**Set exercise**
State how many lines contain the string "your", and write nothing else.

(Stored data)
====
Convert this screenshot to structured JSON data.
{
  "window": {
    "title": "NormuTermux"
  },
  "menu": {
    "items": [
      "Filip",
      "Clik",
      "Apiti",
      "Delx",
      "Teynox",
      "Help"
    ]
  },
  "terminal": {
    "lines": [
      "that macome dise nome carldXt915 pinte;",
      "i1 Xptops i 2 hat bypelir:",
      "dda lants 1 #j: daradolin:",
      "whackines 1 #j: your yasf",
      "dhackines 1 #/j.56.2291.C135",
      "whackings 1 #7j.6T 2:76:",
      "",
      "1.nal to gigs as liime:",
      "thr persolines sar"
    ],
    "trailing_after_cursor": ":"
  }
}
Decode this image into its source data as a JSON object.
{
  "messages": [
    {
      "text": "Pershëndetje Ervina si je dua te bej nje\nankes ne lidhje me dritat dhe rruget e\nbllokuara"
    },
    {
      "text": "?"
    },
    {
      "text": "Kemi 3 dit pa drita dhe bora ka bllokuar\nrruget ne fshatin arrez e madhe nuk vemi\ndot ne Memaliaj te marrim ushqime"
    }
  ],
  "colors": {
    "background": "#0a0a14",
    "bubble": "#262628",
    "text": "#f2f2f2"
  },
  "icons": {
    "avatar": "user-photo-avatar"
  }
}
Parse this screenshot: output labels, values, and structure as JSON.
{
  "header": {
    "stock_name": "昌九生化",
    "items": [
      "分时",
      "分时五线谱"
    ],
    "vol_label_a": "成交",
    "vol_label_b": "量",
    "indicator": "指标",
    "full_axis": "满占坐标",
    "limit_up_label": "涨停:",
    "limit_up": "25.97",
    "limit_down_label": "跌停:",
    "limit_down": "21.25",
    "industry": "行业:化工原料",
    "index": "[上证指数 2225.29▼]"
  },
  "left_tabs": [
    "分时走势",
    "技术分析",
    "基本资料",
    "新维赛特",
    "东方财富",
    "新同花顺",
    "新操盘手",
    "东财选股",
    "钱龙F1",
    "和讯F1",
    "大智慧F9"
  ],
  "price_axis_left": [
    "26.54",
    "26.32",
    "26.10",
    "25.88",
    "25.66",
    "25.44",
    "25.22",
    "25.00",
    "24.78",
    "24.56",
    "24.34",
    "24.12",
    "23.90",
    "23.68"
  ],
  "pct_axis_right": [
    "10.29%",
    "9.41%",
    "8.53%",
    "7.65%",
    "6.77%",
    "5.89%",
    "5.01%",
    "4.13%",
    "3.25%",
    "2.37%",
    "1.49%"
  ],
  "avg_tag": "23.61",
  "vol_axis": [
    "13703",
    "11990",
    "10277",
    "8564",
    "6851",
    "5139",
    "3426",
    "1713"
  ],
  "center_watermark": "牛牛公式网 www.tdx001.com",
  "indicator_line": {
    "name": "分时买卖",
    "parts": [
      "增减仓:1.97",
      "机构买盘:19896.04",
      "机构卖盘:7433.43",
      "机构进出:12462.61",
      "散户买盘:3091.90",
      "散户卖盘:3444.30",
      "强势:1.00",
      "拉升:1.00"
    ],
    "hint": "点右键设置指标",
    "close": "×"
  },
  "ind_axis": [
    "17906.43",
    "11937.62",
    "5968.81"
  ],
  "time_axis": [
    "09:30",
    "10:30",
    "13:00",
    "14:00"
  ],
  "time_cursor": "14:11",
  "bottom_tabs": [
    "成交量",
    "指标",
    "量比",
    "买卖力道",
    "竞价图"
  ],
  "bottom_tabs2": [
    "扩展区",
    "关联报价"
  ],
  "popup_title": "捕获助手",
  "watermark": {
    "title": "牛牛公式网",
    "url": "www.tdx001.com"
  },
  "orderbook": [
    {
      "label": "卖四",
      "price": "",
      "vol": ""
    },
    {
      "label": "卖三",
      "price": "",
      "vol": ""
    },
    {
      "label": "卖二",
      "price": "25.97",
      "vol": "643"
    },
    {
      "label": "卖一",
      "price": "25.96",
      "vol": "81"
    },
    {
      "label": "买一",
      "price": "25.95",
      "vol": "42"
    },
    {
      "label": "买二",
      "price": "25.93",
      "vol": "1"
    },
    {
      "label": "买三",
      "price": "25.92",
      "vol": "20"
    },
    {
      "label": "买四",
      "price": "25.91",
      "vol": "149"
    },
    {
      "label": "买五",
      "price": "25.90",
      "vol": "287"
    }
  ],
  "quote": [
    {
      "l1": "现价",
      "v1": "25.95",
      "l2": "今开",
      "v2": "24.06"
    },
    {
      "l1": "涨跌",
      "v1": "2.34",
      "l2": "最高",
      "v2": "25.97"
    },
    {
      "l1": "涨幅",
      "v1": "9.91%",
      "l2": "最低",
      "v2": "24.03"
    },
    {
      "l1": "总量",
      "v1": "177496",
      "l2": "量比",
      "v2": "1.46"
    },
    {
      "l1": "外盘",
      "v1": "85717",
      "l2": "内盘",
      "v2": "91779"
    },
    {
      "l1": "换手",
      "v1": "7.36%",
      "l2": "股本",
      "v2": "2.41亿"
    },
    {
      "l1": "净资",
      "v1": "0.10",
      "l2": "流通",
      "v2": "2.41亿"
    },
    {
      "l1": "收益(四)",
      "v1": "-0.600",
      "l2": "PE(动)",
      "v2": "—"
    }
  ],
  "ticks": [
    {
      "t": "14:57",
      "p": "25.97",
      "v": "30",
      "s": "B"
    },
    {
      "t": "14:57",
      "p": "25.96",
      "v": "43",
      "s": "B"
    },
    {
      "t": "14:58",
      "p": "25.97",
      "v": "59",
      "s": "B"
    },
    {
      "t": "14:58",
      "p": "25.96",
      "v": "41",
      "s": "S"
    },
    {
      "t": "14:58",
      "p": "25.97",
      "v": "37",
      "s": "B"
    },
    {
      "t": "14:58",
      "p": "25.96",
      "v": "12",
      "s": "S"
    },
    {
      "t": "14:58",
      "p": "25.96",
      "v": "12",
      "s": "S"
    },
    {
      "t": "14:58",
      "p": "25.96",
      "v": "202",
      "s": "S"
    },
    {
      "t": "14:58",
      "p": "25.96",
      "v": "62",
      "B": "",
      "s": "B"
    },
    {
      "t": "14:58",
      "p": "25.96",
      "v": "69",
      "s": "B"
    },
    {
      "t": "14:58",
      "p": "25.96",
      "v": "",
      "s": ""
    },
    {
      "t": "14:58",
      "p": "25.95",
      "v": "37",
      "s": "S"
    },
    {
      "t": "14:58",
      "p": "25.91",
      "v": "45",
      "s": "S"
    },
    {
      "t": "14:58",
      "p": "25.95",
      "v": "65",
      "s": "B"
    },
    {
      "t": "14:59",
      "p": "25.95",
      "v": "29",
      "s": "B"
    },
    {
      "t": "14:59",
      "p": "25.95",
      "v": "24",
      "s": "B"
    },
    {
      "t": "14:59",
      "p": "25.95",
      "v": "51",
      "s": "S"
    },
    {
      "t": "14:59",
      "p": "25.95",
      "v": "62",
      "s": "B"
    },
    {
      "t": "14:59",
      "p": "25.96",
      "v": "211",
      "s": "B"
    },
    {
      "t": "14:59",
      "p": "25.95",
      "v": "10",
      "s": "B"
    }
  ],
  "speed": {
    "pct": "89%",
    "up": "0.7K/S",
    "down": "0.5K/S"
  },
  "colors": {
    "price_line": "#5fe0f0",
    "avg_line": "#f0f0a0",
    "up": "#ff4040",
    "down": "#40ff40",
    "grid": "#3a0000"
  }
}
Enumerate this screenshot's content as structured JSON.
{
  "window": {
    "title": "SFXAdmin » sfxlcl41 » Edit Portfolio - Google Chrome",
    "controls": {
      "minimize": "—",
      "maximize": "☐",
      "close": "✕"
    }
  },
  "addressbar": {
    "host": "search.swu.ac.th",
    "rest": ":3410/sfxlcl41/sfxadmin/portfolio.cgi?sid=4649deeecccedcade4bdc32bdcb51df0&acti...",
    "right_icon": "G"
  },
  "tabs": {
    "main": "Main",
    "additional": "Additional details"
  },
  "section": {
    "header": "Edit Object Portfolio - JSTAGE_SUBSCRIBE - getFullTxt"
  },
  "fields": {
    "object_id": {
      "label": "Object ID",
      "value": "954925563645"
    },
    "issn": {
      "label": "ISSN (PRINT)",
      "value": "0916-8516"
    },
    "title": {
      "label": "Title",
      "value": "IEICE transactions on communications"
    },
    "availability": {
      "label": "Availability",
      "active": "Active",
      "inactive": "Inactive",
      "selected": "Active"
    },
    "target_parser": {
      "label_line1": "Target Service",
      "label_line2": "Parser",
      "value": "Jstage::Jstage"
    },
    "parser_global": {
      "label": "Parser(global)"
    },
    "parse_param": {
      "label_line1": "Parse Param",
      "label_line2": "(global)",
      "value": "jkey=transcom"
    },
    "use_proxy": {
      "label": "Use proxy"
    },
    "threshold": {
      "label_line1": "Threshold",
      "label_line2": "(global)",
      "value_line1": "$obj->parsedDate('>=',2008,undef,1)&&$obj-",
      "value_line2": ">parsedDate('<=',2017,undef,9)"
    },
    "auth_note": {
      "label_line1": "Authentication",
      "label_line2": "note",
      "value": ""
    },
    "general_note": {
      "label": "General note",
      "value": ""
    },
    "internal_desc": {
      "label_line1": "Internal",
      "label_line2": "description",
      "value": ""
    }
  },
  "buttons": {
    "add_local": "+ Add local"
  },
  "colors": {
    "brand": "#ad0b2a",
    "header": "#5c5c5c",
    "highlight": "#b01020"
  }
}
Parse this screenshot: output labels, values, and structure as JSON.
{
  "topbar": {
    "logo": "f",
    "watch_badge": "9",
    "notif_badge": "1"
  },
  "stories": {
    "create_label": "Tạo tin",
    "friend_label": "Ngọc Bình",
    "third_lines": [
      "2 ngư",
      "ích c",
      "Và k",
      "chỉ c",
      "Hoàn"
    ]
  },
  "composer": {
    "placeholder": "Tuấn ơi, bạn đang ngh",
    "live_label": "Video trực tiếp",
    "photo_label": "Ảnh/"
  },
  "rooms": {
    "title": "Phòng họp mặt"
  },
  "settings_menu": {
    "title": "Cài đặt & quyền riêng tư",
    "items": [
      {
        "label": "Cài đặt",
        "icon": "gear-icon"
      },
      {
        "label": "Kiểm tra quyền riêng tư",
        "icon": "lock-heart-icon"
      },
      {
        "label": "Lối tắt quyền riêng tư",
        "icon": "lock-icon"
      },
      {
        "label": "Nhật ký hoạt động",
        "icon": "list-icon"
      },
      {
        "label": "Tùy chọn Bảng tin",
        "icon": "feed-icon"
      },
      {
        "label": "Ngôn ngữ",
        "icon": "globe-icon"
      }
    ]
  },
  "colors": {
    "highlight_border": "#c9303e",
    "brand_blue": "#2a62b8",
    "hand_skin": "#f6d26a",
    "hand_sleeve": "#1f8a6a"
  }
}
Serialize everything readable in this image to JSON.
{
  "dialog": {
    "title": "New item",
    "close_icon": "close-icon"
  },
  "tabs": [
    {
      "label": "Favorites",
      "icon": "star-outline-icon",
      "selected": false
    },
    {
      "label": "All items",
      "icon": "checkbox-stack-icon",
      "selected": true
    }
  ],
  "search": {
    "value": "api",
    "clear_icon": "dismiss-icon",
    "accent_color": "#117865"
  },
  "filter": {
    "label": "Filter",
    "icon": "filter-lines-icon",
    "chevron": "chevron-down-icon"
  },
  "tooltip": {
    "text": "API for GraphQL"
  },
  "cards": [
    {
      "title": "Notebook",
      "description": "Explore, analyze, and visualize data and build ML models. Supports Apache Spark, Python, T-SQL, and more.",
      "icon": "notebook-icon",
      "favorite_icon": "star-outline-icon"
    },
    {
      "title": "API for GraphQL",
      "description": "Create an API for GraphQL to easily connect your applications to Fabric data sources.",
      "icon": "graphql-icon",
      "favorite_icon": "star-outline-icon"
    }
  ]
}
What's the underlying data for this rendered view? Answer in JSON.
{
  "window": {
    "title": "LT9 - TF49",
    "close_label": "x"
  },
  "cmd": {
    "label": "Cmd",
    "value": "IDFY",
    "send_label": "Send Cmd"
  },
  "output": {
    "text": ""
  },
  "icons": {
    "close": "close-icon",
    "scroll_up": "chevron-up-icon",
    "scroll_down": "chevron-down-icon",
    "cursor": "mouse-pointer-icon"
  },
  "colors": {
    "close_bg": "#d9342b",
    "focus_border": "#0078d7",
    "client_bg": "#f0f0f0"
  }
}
====
**Result of this task**
2